((

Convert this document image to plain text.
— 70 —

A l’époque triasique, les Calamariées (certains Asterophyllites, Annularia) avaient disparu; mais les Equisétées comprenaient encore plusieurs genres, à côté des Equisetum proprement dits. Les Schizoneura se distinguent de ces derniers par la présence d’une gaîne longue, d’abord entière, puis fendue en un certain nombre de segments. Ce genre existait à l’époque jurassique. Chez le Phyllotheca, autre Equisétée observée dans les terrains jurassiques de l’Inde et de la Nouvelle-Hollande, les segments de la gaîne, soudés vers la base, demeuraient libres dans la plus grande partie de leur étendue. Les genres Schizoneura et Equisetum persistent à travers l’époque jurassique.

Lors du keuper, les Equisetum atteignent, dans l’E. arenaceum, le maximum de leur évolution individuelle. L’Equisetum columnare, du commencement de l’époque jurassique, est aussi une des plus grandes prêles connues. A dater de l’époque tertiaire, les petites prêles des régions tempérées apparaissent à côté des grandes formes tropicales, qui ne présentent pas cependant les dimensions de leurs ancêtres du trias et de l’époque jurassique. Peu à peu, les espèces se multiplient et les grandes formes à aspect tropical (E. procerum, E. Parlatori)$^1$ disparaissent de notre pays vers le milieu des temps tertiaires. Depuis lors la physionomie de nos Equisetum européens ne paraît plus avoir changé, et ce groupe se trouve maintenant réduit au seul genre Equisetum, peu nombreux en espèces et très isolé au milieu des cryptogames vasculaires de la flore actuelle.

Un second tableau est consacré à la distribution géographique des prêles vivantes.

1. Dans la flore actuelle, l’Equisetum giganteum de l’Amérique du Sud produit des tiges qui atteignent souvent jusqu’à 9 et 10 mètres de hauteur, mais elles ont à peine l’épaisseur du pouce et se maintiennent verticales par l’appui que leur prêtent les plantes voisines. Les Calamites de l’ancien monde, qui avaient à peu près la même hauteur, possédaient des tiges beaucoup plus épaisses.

))

Task objective: Repeat all the records. Match each line exactly.

Full answer:
Convert this document image to plain text.
— 70 —

A l’époque triasique, les Calamariées (certains Asterophyllites, Annularia) avaient disparu; mais les Equisétées comprenaient encore plusieurs genres, à côté des Equisetum proprement dits. Les Schizoneura se distinguent de ces derniers par la présence d’une gaîne longue, d’abord entière, puis fendue en un certain nombre de segments. Ce genre existait à l’époque jurassique. Chez le Phyllotheca, autre Equisétée observée dans les terrains jurassiques de l’Inde et de la Nouvelle-Hollande, les segments de la gaîne, soudés vers la base, demeuraient libres dans la plus grande partie de leur étendue. Les genres Schizoneura et Equisetum persistent à travers l’époque jurassique.

Lors du keuper, les Equisetum atteignent, dans l’E. arenaceum, le maximum de leur évolution individuelle. L’Equisetum columnare, du commencement de l’époque jurassique, est aussi une des plus grandes prêles connues. A dater de l’époque tertiaire, les petites prêles des régions tempérées apparaissent à côté des grandes formes tropicales, qui ne présentent pas cependant les dimensions de leurs ancêtres du trias et de l’époque jurassique. Peu à peu, les espèces se multiplient et les grandes formes à aspect tropical (E. procerum, E. Parlatori)$^1$ disparaissent de notre pays vers le milieu des temps tertiaires. Depuis lors la physionomie de nos Equisetum européens ne paraît plus avoir changé, et ce groupe se trouve maintenant réduit au seul genre Equisetum, peu nombreux en espèces et très isolé au milieu des cryptogames vasculaires de la flore actuelle.

Un second tableau est consacré à la distribution géographique des prêles vivantes.

1. Dans la flore actuelle, l’Equisetum giganteum de l’Amérique du Sud produit des tiges qui atteignent souvent jusqu’à 9 et 10 mètres de hauteur, mais elles ont à peine l’épaisseur du pouce et se maintiennent verticales par l’appui que leur prêtent les plantes voisines. Les Calamites de l’ancien monde, qui avaient à peu près la même hauteur, possédaient des tiges beaucoup plus épaisses.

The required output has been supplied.